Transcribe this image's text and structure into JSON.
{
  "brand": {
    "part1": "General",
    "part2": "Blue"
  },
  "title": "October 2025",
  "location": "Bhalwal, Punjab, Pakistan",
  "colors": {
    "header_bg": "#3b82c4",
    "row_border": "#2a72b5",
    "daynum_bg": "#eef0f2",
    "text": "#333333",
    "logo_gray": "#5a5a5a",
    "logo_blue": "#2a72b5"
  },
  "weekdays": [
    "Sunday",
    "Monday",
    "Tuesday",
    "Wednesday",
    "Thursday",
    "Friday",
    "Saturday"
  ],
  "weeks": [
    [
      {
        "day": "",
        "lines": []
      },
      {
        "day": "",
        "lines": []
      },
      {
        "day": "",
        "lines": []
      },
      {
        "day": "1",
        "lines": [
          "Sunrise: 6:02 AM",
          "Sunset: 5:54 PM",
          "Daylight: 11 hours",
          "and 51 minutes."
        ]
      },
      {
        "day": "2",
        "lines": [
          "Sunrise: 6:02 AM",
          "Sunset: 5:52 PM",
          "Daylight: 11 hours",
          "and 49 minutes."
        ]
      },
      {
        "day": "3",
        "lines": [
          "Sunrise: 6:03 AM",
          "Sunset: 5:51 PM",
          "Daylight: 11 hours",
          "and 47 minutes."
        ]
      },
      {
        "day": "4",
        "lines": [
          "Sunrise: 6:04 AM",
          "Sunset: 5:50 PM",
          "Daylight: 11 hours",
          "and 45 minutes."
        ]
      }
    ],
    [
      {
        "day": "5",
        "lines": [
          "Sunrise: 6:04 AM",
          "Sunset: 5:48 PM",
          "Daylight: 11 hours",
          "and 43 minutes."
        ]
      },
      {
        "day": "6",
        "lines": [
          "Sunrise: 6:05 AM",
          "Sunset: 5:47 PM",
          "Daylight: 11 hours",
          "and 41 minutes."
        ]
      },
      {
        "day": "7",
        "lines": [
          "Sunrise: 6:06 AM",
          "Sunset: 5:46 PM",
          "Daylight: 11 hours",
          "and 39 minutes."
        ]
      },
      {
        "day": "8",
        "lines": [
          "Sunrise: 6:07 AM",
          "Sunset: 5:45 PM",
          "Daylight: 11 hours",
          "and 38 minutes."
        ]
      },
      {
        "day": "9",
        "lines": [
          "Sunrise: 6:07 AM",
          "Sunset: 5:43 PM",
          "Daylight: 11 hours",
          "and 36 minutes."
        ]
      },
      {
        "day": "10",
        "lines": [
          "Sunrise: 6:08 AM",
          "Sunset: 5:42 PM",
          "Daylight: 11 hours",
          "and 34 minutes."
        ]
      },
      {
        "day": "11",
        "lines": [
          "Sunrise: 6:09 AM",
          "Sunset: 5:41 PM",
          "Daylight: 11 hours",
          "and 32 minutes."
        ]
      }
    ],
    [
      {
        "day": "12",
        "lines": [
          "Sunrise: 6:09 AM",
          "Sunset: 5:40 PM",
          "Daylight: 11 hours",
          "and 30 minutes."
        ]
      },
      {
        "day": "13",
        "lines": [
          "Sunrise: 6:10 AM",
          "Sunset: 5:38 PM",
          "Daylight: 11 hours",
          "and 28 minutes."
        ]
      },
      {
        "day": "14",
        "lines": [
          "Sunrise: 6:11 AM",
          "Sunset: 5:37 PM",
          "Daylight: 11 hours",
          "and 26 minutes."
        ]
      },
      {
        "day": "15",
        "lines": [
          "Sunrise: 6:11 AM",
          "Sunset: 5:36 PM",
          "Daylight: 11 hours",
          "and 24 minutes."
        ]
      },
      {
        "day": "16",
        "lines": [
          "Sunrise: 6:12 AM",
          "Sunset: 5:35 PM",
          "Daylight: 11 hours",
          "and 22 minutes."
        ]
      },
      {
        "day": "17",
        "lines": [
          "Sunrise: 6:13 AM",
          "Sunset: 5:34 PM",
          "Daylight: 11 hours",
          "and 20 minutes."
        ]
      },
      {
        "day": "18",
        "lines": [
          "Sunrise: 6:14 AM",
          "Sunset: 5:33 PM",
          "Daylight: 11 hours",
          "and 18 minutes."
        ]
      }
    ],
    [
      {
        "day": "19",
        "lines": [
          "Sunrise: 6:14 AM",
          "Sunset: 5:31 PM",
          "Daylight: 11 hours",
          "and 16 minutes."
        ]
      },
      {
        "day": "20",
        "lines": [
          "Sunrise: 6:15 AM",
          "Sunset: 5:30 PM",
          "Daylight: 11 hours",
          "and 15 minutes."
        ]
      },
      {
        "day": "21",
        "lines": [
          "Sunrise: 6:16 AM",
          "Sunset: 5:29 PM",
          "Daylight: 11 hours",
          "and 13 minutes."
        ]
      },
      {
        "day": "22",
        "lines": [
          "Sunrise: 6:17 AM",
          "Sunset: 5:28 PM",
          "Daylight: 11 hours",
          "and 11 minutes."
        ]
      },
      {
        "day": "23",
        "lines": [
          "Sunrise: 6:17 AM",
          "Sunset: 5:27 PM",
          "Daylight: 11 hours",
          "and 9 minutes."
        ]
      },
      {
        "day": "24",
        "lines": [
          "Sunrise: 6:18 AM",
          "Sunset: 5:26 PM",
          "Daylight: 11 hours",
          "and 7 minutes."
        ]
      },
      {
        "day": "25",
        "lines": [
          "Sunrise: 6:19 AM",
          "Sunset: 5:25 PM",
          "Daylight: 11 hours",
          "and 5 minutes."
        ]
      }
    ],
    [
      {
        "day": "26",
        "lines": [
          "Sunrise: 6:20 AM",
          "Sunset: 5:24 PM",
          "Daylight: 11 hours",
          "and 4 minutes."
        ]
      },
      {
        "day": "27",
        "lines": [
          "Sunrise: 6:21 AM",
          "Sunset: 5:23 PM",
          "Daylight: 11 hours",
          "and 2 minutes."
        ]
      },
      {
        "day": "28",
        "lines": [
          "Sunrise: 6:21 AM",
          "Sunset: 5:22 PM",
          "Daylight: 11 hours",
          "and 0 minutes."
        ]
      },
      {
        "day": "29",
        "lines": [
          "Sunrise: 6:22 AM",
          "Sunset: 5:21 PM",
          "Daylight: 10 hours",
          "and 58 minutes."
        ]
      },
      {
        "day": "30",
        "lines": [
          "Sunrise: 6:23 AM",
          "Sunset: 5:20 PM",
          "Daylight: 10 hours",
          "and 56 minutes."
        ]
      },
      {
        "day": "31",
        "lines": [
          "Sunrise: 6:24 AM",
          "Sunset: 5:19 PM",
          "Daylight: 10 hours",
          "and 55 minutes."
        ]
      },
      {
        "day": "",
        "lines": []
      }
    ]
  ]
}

### What you will do
Extract all lines containing the word "text".

### Full answer
Transcribe this image's text and structure into JSON.
    "text": "#333333",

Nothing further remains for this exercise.